- _Objective_:
Report back each line of the records that contains the string "amor".

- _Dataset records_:
-*-

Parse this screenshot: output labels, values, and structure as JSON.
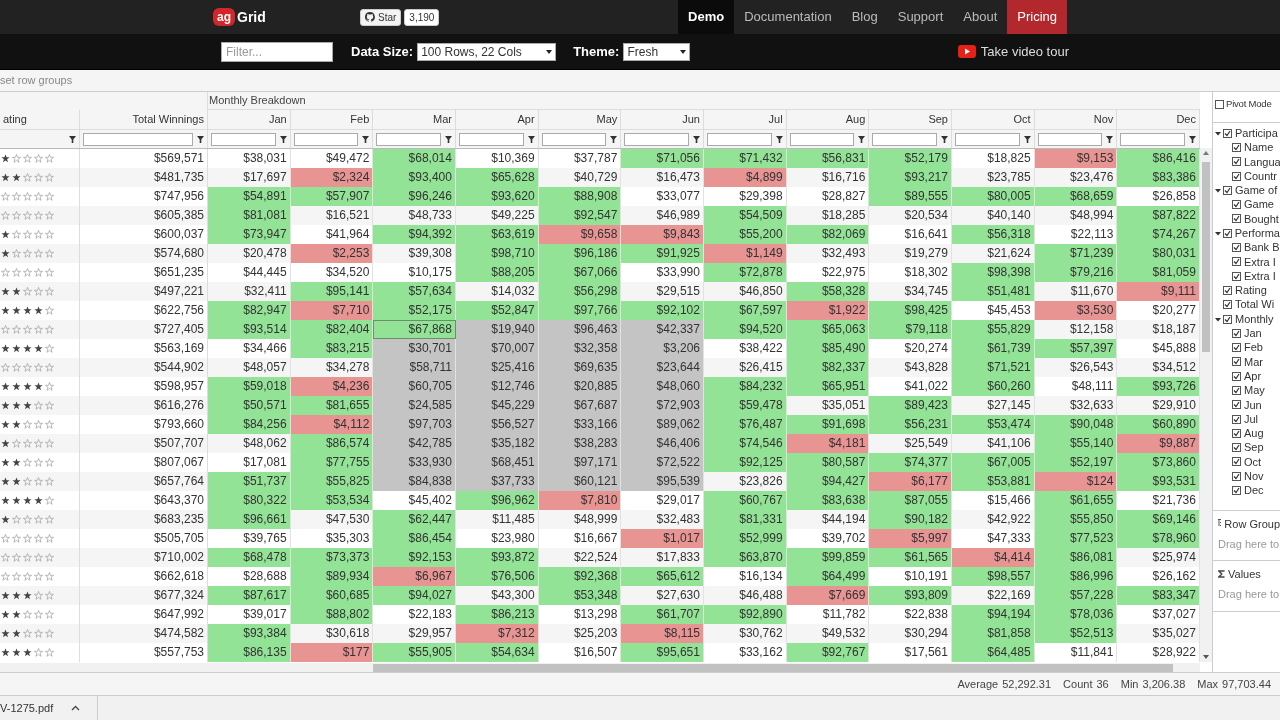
{
  "header": {
    "logo": {
      "mark": "ag",
      "name": "Grid"
    },
    "github": {
      "label": "Star",
      "count": "3,190"
    },
    "nav": [
      {
        "label": "Demo",
        "selected": true,
        "highlighted": false
      },
      {
        "label": "Documentation",
        "selected": false,
        "highlighted": false
      },
      {
        "label": "Blog",
        "selected": false,
        "highlighted": false
      },
      {
        "label": "Support",
        "selected": false,
        "highlighted": false
      },
      {
        "label": "About",
        "selected": false,
        "highlighted": false
      },
      {
        "label": "Pricing",
        "selected": false,
        "highlighted": true
      }
    ]
  },
  "toolbar": {
    "filter": {
      "placeholder": "Filter..."
    },
    "data_size": {
      "label": "Data Size:",
      "value": "100 Rows, 22 Cols"
    },
    "theme": {
      "label": "Theme:",
      "value": "Fresh"
    },
    "video_tour": "Take video tour"
  },
  "row_group_zone": "set row groups",
  "grid": {
    "column_group": "Monthly Breakdown",
    "columns": [
      "ating",
      "Total Winnings",
      "Jan",
      "Feb",
      "Mar",
      "Apr",
      "May",
      "Jun",
      "Jul",
      "Aug",
      "Sep",
      "Oct",
      "Nov",
      "Dec"
    ],
    "rows": [
      {
        "stars": 1,
        "total": "$569,571",
        "months": [
          "$38,031",
          "$49,472",
          "$68,014",
          "$10,369",
          "$37,787",
          "$71,056",
          "$71,432",
          "$56,831",
          "$52,179",
          "$18,825",
          "$9,153",
          "$86,416"
        ],
        "range": [
          false,
          false,
          false,
          false,
          false,
          false,
          false,
          false,
          false,
          false,
          false,
          false
        ],
        "focus": [
          false,
          false,
          false,
          false,
          false,
          false,
          false,
          false,
          false,
          false,
          false,
          false
        ]
      },
      {
        "stars": 2,
        "total": "$481,735",
        "months": [
          "$17,697",
          "$2,324",
          "$93,400",
          "$65,628",
          "$40,729",
          "$16,473",
          "$4,899",
          "$16,716",
          "$93,217",
          "$23,785",
          "$23,476",
          "$83,386"
        ],
        "range": [
          false,
          false,
          false,
          false,
          false,
          false,
          false,
          false,
          false,
          false,
          false,
          false
        ],
        "focus": [
          false,
          false,
          false,
          false,
          false,
          false,
          false,
          false,
          false,
          false,
          false,
          false
        ]
      },
      {
        "stars": 0,
        "total": "$747,956",
        "months": [
          "$54,891",
          "$57,907",
          "$96,246",
          "$93,620",
          "$88,908",
          "$33,077",
          "$29,398",
          "$28,827",
          "$89,555",
          "$80,005",
          "$68,659",
          "$26,858"
        ],
        "range": [
          false,
          false,
          false,
          false,
          false,
          false,
          false,
          false,
          false,
          false,
          false,
          false
        ],
        "focus": [
          false,
          false,
          false,
          false,
          false,
          false,
          false,
          false,
          false,
          false,
          false,
          false
        ]
      },
      {
        "stars": 0,
        "total": "$605,385",
        "months": [
          "$81,081",
          "$16,521",
          "$48,733",
          "$49,225",
          "$92,547",
          "$46,989",
          "$54,509",
          "$18,285",
          "$20,534",
          "$40,140",
          "$48,994",
          "$87,822"
        ],
        "range": [
          false,
          false,
          false,
          false,
          false,
          false,
          false,
          false,
          false,
          false,
          false,
          false
        ],
        "focus": [
          false,
          false,
          false,
          false,
          false,
          false,
          false,
          false,
          false,
          false,
          false,
          false
        ]
      },
      {
        "stars": 1,
        "total": "$600,037",
        "months": [
          "$73,947",
          "$41,964",
          "$94,392",
          "$63,619",
          "$9,658",
          "$9,843",
          "$55,200",
          "$82,069",
          "$16,641",
          "$56,318",
          "$22,113",
          "$74,267"
        ],
        "range": [
          false,
          false,
          false,
          false,
          false,
          false,
          false,
          false,
          false,
          false,
          false,
          false
        ],
        "focus": [
          false,
          false,
          false,
          false,
          false,
          false,
          false,
          false,
          false,
          false,
          false,
          false
        ]
      },
      {
        "stars": 1,
        "total": "$574,680",
        "months": [
          "$20,478",
          "$2,253",
          "$39,308",
          "$98,710",
          "$96,186",
          "$91,925",
          "$1,149",
          "$32,493",
          "$19,279",
          "$21,624",
          "$71,239",
          "$80,031"
        ],
        "range": [
          false,
          false,
          false,
          false,
          false,
          false,
          false,
          false,
          false,
          false,
          false,
          false
        ],
        "focus": [
          false,
          false,
          false,
          false,
          false,
          false,
          false,
          false,
          false,
          false,
          false,
          false
        ]
      },
      {
        "stars": 0,
        "total": "$651,235",
        "months": [
          "$44,445",
          "$34,520",
          "$10,175",
          "$88,205",
          "$67,066",
          "$33,990",
          "$72,878",
          "$22,975",
          "$18,302",
          "$98,398",
          "$79,216",
          "$81,059"
        ],
        "range": [
          false,
          false,
          false,
          false,
          false,
          false,
          false,
          false,
          false,
          false,
          false,
          false
        ],
        "focus": [
          false,
          false,
          false,
          false,
          false,
          false,
          false,
          false,
          false,
          false,
          false,
          false
        ]
      },
      {
        "stars": 2,
        "total": "$497,221",
        "months": [
          "$32,411",
          "$95,141",
          "$57,634",
          "$14,032",
          "$56,298",
          "$29,515",
          "$46,850",
          "$58,328",
          "$34,745",
          "$51,481",
          "$11,670",
          "$9,111"
        ],
        "range": [
          false,
          false,
          false,
          false,
          false,
          false,
          false,
          false,
          false,
          false,
          false,
          false
        ],
        "focus": [
          false,
          false,
          false,
          false,
          false,
          false,
          false,
          false,
          false,
          false,
          false,
          false
        ]
      },
      {
        "stars": 4,
        "total": "$622,756",
        "months": [
          "$82,947",
          "$7,710",
          "$52,175",
          "$52,847",
          "$97,766",
          "$92,102",
          "$67,597",
          "$1,922",
          "$98,425",
          "$45,453",
          "$3,530",
          "$20,277"
        ],
        "range": [
          false,
          false,
          false,
          false,
          false,
          false,
          false,
          false,
          false,
          false,
          false,
          false
        ],
        "focus": [
          false,
          false,
          false,
          false,
          false,
          false,
          false,
          false,
          false,
          false,
          false,
          false
        ]
      },
      {
        "stars": 0,
        "total": "$727,405",
        "months": [
          "$93,514",
          "$82,404",
          "$67,868",
          "$19,940",
          "$96,463",
          "$42,337",
          "$94,520",
          "$65,063",
          "$79,118",
          "$55,829",
          "$12,158",
          "$18,187"
        ],
        "range": [
          false,
          false,
          false,
          true,
          true,
          true,
          false,
          false,
          false,
          false,
          false,
          false
        ],
        "focus": [
          false,
          false,
          true,
          false,
          false,
          false,
          false,
          false,
          false,
          false,
          false,
          false
        ]
      },
      {
        "stars": 4,
        "total": "$563,169",
        "months": [
          "$34,466",
          "$83,215",
          "$30,701",
          "$70,007",
          "$32,358",
          "$3,206",
          "$38,422",
          "$85,490",
          "$20,274",
          "$61,739",
          "$57,397",
          "$45,888"
        ],
        "range": [
          false,
          false,
          true,
          true,
          true,
          true,
          false,
          false,
          false,
          false,
          false,
          false
        ],
        "focus": [
          false,
          false,
          false,
          false,
          false,
          false,
          false,
          false,
          false,
          false,
          false,
          false
        ]
      },
      {
        "stars": 0,
        "total": "$544,902",
        "months": [
          "$48,057",
          "$34,278",
          "$58,711",
          "$25,416",
          "$69,635",
          "$23,644",
          "$26,415",
          "$82,337",
          "$43,828",
          "$71,521",
          "$26,543",
          "$34,512"
        ],
        "range": [
          false,
          false,
          true,
          true,
          true,
          true,
          false,
          false,
          false,
          false,
          false,
          false
        ],
        "focus": [
          false,
          false,
          false,
          false,
          false,
          false,
          false,
          false,
          false,
          false,
          false,
          false
        ]
      },
      {
        "stars": 4,
        "total": "$598,957",
        "months": [
          "$59,018",
          "$4,236",
          "$60,705",
          "$12,746",
          "$20,885",
          "$48,060",
          "$84,232",
          "$65,951",
          "$41,022",
          "$60,260",
          "$48,111",
          "$93,726"
        ],
        "range": [
          false,
          false,
          true,
          true,
          true,
          true,
          false,
          false,
          false,
          false,
          false,
          false
        ],
        "focus": [
          false,
          false,
          false,
          false,
          false,
          false,
          false,
          false,
          false,
          false,
          false,
          false
        ]
      },
      {
        "stars": 3,
        "total": "$616,276",
        "months": [
          "$50,571",
          "$81,655",
          "$24,585",
          "$45,229",
          "$67,687",
          "$72,903",
          "$59,478",
          "$35,051",
          "$89,423",
          "$27,145",
          "$32,633",
          "$29,910"
        ],
        "range": [
          false,
          false,
          true,
          true,
          true,
          true,
          false,
          false,
          false,
          false,
          false,
          false
        ],
        "focus": [
          false,
          false,
          false,
          false,
          false,
          false,
          false,
          false,
          false,
          false,
          false,
          false
        ]
      },
      {
        "stars": 2,
        "total": "$793,660",
        "months": [
          "$84,256",
          "$4,112",
          "$97,703",
          "$56,527",
          "$33,166",
          "$89,062",
          "$76,487",
          "$91,698",
          "$56,231",
          "$53,474",
          "$90,048",
          "$60,890"
        ],
        "range": [
          false,
          false,
          true,
          true,
          true,
          true,
          false,
          false,
          false,
          false,
          false,
          false
        ],
        "focus": [
          false,
          false,
          false,
          false,
          false,
          false,
          false,
          false,
          false,
          false,
          false,
          false
        ]
      },
      {
        "stars": 1,
        "total": "$507,707",
        "months": [
          "$48,062",
          "$86,574",
          "$42,785",
          "$35,182",
          "$38,283",
          "$46,406",
          "$74,546",
          "$4,181",
          "$25,549",
          "$41,106",
          "$55,140",
          "$9,887"
        ],
        "range": [
          false,
          false,
          true,
          true,
          true,
          true,
          false,
          false,
          false,
          false,
          false,
          false
        ],
        "focus": [
          false,
          false,
          false,
          false,
          false,
          false,
          false,
          false,
          false,
          false,
          false,
          false
        ]
      },
      {
        "stars": 2,
        "total": "$807,067",
        "months": [
          "$17,081",
          "$77,755",
          "$33,930",
          "$68,451",
          "$97,171",
          "$72,522",
          "$92,125",
          "$80,587",
          "$74,377",
          "$67,005",
          "$52,197",
          "$73,860"
        ],
        "range": [
          false,
          false,
          true,
          true,
          true,
          true,
          false,
          false,
          false,
          false,
          false,
          false
        ],
        "focus": [
          false,
          false,
          false,
          false,
          false,
          false,
          false,
          false,
          false,
          false,
          false,
          false
        ]
      },
      {
        "stars": 2,
        "total": "$657,764",
        "months": [
          "$51,737",
          "$55,825",
          "$84,838",
          "$37,733",
          "$60,121",
          "$95,539",
          "$23,826",
          "$94,427",
          "$6,177",
          "$53,881",
          "$124",
          "$93,531"
        ],
        "range": [
          false,
          false,
          true,
          true,
          true,
          true,
          false,
          false,
          false,
          false,
          false,
          false
        ],
        "focus": [
          false,
          false,
          false,
          false,
          false,
          false,
          false,
          false,
          false,
          false,
          false,
          false
        ]
      },
      {
        "stars": 4,
        "total": "$643,370",
        "months": [
          "$80,322",
          "$53,534",
          "$45,402",
          "$96,962",
          "$7,810",
          "$29,017",
          "$60,767",
          "$83,638",
          "$87,055",
          "$15,466",
          "$61,655",
          "$21,736"
        ],
        "range": [
          false,
          false,
          false,
          false,
          false,
          false,
          false,
          false,
          false,
          false,
          false,
          false
        ],
        "focus": [
          false,
          false,
          false,
          false,
          false,
          false,
          false,
          false,
          false,
          false,
          false,
          false
        ]
      },
      {
        "stars": 1,
        "total": "$683,235",
        "months": [
          "$96,661",
          "$47,530",
          "$62,447",
          "$11,485",
          "$48,999",
          "$32,483",
          "$81,331",
          "$44,194",
          "$90,182",
          "$42,922",
          "$55,850",
          "$69,146"
        ],
        "range": [
          false,
          false,
          false,
          false,
          false,
          false,
          false,
          false,
          false,
          false,
          false,
          false
        ],
        "focus": [
          false,
          false,
          false,
          false,
          false,
          false,
          false,
          false,
          false,
          false,
          false,
          false
        ]
      },
      {
        "stars": 0,
        "total": "$505,705",
        "months": [
          "$39,765",
          "$35,303",
          "$86,454",
          "$23,980",
          "$16,667",
          "$1,017",
          "$52,999",
          "$39,702",
          "$5,997",
          "$47,333",
          "$77,523",
          "$78,960"
        ],
        "range": [
          false,
          false,
          false,
          false,
          false,
          false,
          false,
          false,
          false,
          false,
          false,
          false
        ],
        "focus": [
          false,
          false,
          false,
          false,
          false,
          false,
          false,
          false,
          false,
          false,
          false,
          false
        ]
      },
      {
        "stars": 0,
        "total": "$710,002",
        "months": [
          "$68,478",
          "$73,373",
          "$92,153",
          "$93,872",
          "$22,524",
          "$17,833",
          "$63,870",
          "$99,859",
          "$61,565",
          "$4,414",
          "$86,081",
          "$25,974"
        ],
        "range": [
          false,
          false,
          false,
          false,
          false,
          false,
          false,
          false,
          false,
          false,
          false,
          false
        ],
        "focus": [
          false,
          false,
          false,
          false,
          false,
          false,
          false,
          false,
          false,
          false,
          false,
          false
        ]
      },
      {
        "stars": 0,
        "total": "$662,618",
        "months": [
          "$28,688",
          "$89,934",
          "$6,967",
          "$76,506",
          "$92,368",
          "$65,612",
          "$16,134",
          "$64,499",
          "$10,191",
          "$98,557",
          "$86,996",
          "$26,162"
        ],
        "range": [
          false,
          false,
          false,
          false,
          false,
          false,
          false,
          false,
          false,
          false,
          false,
          false
        ],
        "focus": [
          false,
          false,
          false,
          false,
          false,
          false,
          false,
          false,
          false,
          false,
          false,
          false
        ]
      },
      {
        "stars": 3,
        "total": "$677,324",
        "months": [
          "$87,617",
          "$60,685",
          "$94,027",
          "$43,300",
          "$53,348",
          "$27,630",
          "$46,488",
          "$7,669",
          "$93,809",
          "$22,169",
          "$57,228",
          "$83,347"
        ],
        "range": [
          false,
          false,
          false,
          false,
          false,
          false,
          false,
          false,
          false,
          false,
          false,
          false
        ],
        "focus": [
          false,
          false,
          false,
          false,
          false,
          false,
          false,
          false,
          false,
          false,
          false,
          false
        ]
      },
      {
        "stars": 2,
        "total": "$647,992",
        "months": [
          "$39,017",
          "$88,802",
          "$22,183",
          "$86,213",
          "$13,298",
          "$61,707",
          "$92,890",
          "$11,782",
          "$22,838",
          "$94,194",
          "$78,036",
          "$37,027"
        ],
        "range": [
          false,
          false,
          false,
          false,
          false,
          false,
          false,
          false,
          false,
          false,
          false,
          false
        ],
        "focus": [
          false,
          false,
          false,
          false,
          false,
          false,
          false,
          false,
          false,
          false,
          false,
          false
        ]
      },
      {
        "stars": 2,
        "total": "$474,582",
        "months": [
          "$93,384",
          "$30,618",
          "$29,957",
          "$7,312",
          "$25,203",
          "$8,115",
          "$30,762",
          "$49,532",
          "$30,294",
          "$81,858",
          "$52,513",
          "$35,027"
        ],
        "range": [
          false,
          false,
          false,
          false,
          false,
          false,
          false,
          false,
          false,
          false,
          false,
          false
        ],
        "focus": [
          false,
          false,
          false,
          false,
          false,
          false,
          false,
          false,
          false,
          false,
          false,
          false
        ]
      },
      {
        "stars": 3,
        "total": "$557,753",
        "months": [
          "$86,135",
          "$177",
          "$55,905",
          "$54,634",
          "$16,507",
          "$95,651",
          "$33,162",
          "$92,767",
          "$17,561",
          "$64,485",
          "$11,841",
          "$28,922"
        ],
        "range": [
          false,
          false,
          false,
          false,
          false,
          false,
          false,
          false,
          false,
          false,
          false,
          false
        ],
        "focus": [
          false,
          false,
          false,
          false,
          false,
          false,
          false,
          false,
          false,
          false,
          false,
          false
        ]
      }
    ]
  },
  "tool_panel": {
    "pivot_mode": {
      "label": "Pivot Mode",
      "checked": false
    },
    "columns": [
      {
        "label": "Participa",
        "checked": true,
        "expanded": true,
        "children": [
          {
            "label": "Name",
            "checked": true
          },
          {
            "label": "Langua",
            "checked": true
          },
          {
            "label": "Countr",
            "checked": true
          }
        ]
      },
      {
        "label": "Game of",
        "checked": true,
        "expanded": true,
        "children": [
          {
            "label": "Game",
            "checked": true
          },
          {
            "label": "Bought",
            "checked": true
          }
        ]
      },
      {
        "label": "Performa",
        "checked": true,
        "expanded": true,
        "children": [
          {
            "label": "Bank B",
            "checked": true
          },
          {
            "label": "Extra I",
            "checked": true
          },
          {
            "label": "Extra I",
            "checked": true
          }
        ]
      },
      {
        "label": "Rating",
        "checked": true
      },
      {
        "label": "Total Wi",
        "checked": true
      },
      {
        "label": "Monthly",
        "checked": true,
        "expanded": true,
        "children": [
          {
            "label": "Jan",
            "checked": true
          },
          {
            "label": "Feb",
            "checked": true
          },
          {
            "label": "Mar",
            "checked": true
          },
          {
            "label": "Apr",
            "checked": true
          },
          {
            "label": "May",
            "checked": true
          },
          {
            "label": "Jun",
            "checked": true
          },
          {
            "label": "Jul",
            "checked": true
          },
          {
            "label": "Aug",
            "checked": true
          },
          {
            "label": "Sep",
            "checked": true
          },
          {
            "label": "Oct",
            "checked": true
          },
          {
            "label": "Nov",
            "checked": true
          },
          {
            "label": "Dec",
            "checked": true
          }
        ]
      }
    ],
    "row_groups": {
      "title": "Row Group",
      "hint": "Drag here to"
    },
    "values": {
      "title": "Values",
      "hint": "Drag here to"
    }
  },
  "status_bar": [
    {
      "label": "Average",
      "value": "52,292.31"
    },
    {
      "label": "Count",
      "value": "36"
    },
    {
      "label": "Min",
      "value": "3,206.38"
    },
    {
      "label": "Max",
      "value": "97,703.44"
    }
  ],
  "downloads": {
    "file": "V-1275.pdf"
  }
}
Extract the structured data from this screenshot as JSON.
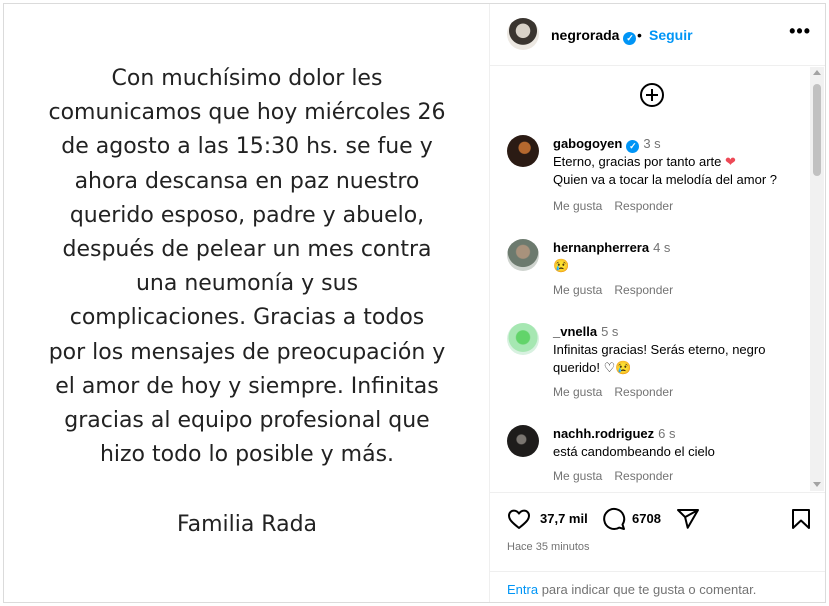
{
  "post": {
    "lines": [
      "Con muchísimo dolor les",
      "comunicamos que hoy miércoles 26",
      "de agosto a las 15:30 hs. se fue y",
      "ahora descansa en paz nuestro",
      "querido esposo, padre y abuelo,",
      "después de pelear un mes contra",
      "una neumonía y sus",
      "complicaciones. Gracias a todos",
      "por los mensajes de preocupación y",
      "el amor de hoy y siempre. Infinitas",
      "gracias al equipo profesional que",
      "hizo todo lo posible y más."
    ],
    "signature": "Familia Rada"
  },
  "header": {
    "username": "negrorada",
    "verified_mark": "✓",
    "dot": "•",
    "follow_label": "Seguir",
    "more_label": "•••"
  },
  "comments": [
    {
      "user": "gabogoyen",
      "verified": true,
      "time": "3 s",
      "line1": "Eterno, gracias por tanto arte",
      "emoji1": "❤",
      "line2": "Quien va a tocar la melodía del amor ?",
      "like": "Me gusta",
      "reply": "Responder"
    },
    {
      "user": "hernanpherrera",
      "time": "4 s",
      "line1": "😢",
      "like": "Me gusta",
      "reply": "Responder"
    },
    {
      "user": "_vnella",
      "time": "5 s",
      "line1": "Infinitas gracias! Serás eterno, negro",
      "line2": "querido! ♡😢",
      "like": "Me gusta",
      "reply": "Responder"
    },
    {
      "user": "nachh.rodriguez",
      "time": "6 s",
      "line1": "está candombeando el cielo",
      "like": "Me gusta",
      "reply": "Responder"
    }
  ],
  "footer": {
    "likes_count": "37,7 mil",
    "comments_count": "6708",
    "time_ago": "Hace 35 minutos",
    "login_link": "Entra",
    "login_text": " para indicar que te gusta o comentar."
  },
  "colors": {
    "accent": "#0095f6",
    "heart": "#ed4956",
    "muted": "#737373"
  },
  "icons": [
    "add-comment-icon",
    "heart-icon",
    "comment-icon",
    "share-icon",
    "bookmark-icon",
    "more-icon",
    "verified-icon"
  ]
}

-*-

- _Exercise output_:
      "el amor de hoy y siempre. Infinitas",
      "line2": "Quien va a tocar la melodía del amor ?",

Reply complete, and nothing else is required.